>> BEGIN

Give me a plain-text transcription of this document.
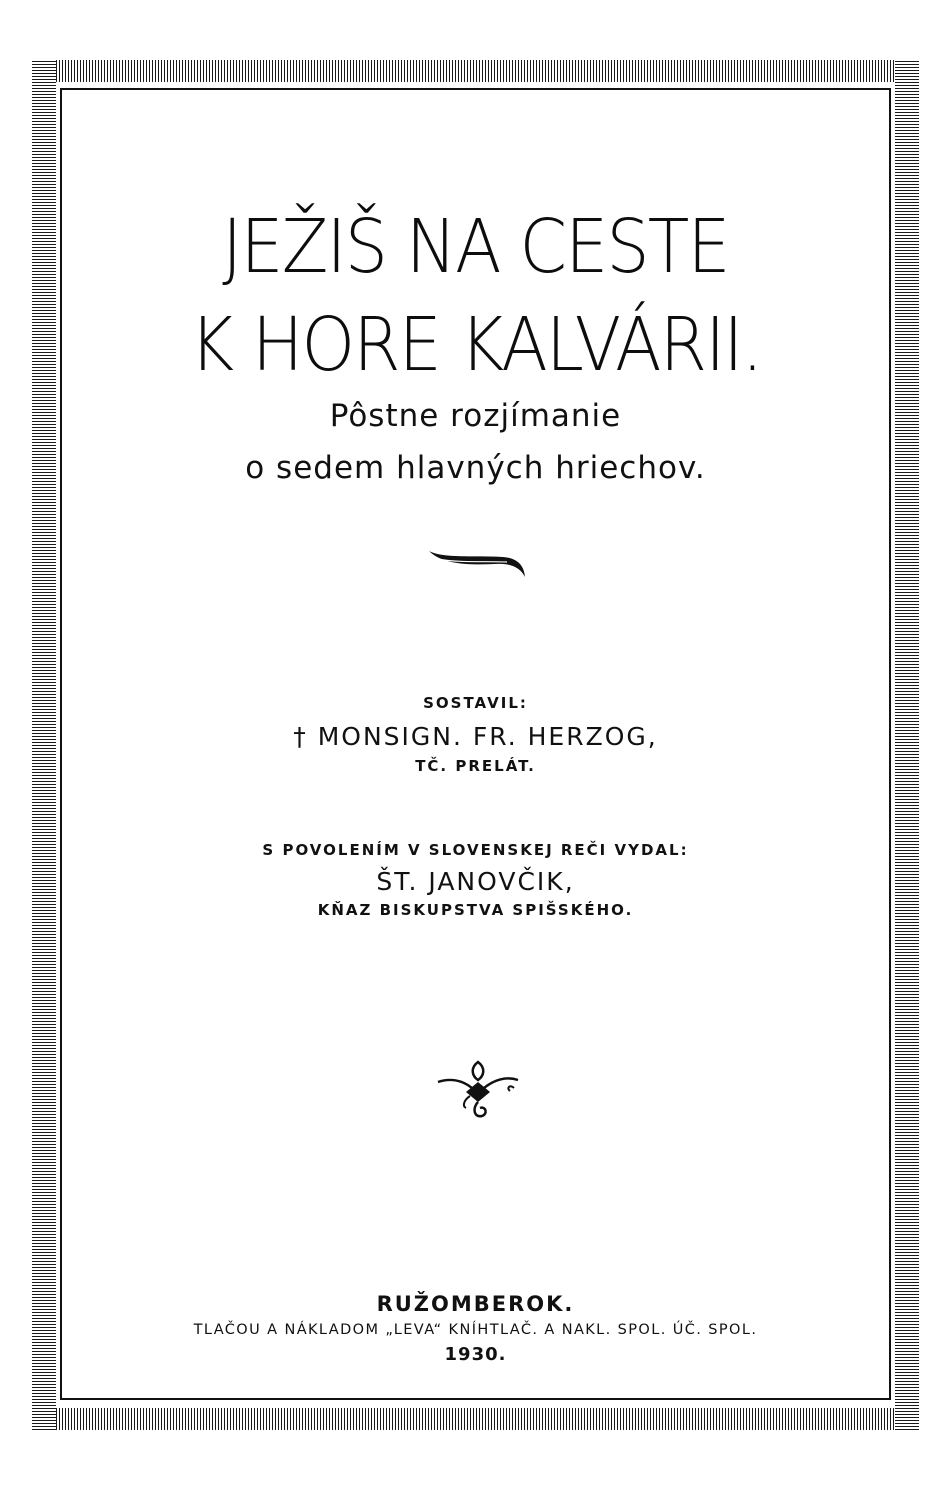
JEŽIŠ NA CESTE
K HORE KALVÁRII.
Pôstne rozjímanie
o sedem hlavných hriechov.
SOSTAVIL:
† MONSIGN. FR. HERZOG,
TČ. PRELÁT.
S POVOLENÍM V SLOVENSKEJ REČI VYDAL:
ŠT. JANOVČIK,
KŇAZ BISKUPSTVA SPIŠSKÉHO.
RUŽOMBEROK.
TLAČOU A NÁKLADOM „LEVA“ KNÍHTLAČ. A NAKL. SPOL. ÚČ. SPOL.
1930.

>> END

● **Exercise**
Nothing in the entries above should change when they are printed again, except that the pictures are dropped.

● **The result**
Give me a plain-text transcription of this document.
JEŽIŠ NA CESTE
K HORE KALVÁRII.
Pôstne rozjímanie
o sedem hlavných hriechov.
SOSTAVIL:
† MONSIGN. FR. HERZOG,
TČ. PRELÁT.
S POVOLENÍM V SLOVENSKEJ REČI VYDAL:
ŠT. JANOVČIK,
KŇAZ BISKUPSTVA SPIŠSKÉHO.
RUŽOMBEROK.
TLAČOU A NÁKLADOM „LEVA“ KNÍHTLAČ. A NAKL. SPOL. ÚČ. SPOL.
1930.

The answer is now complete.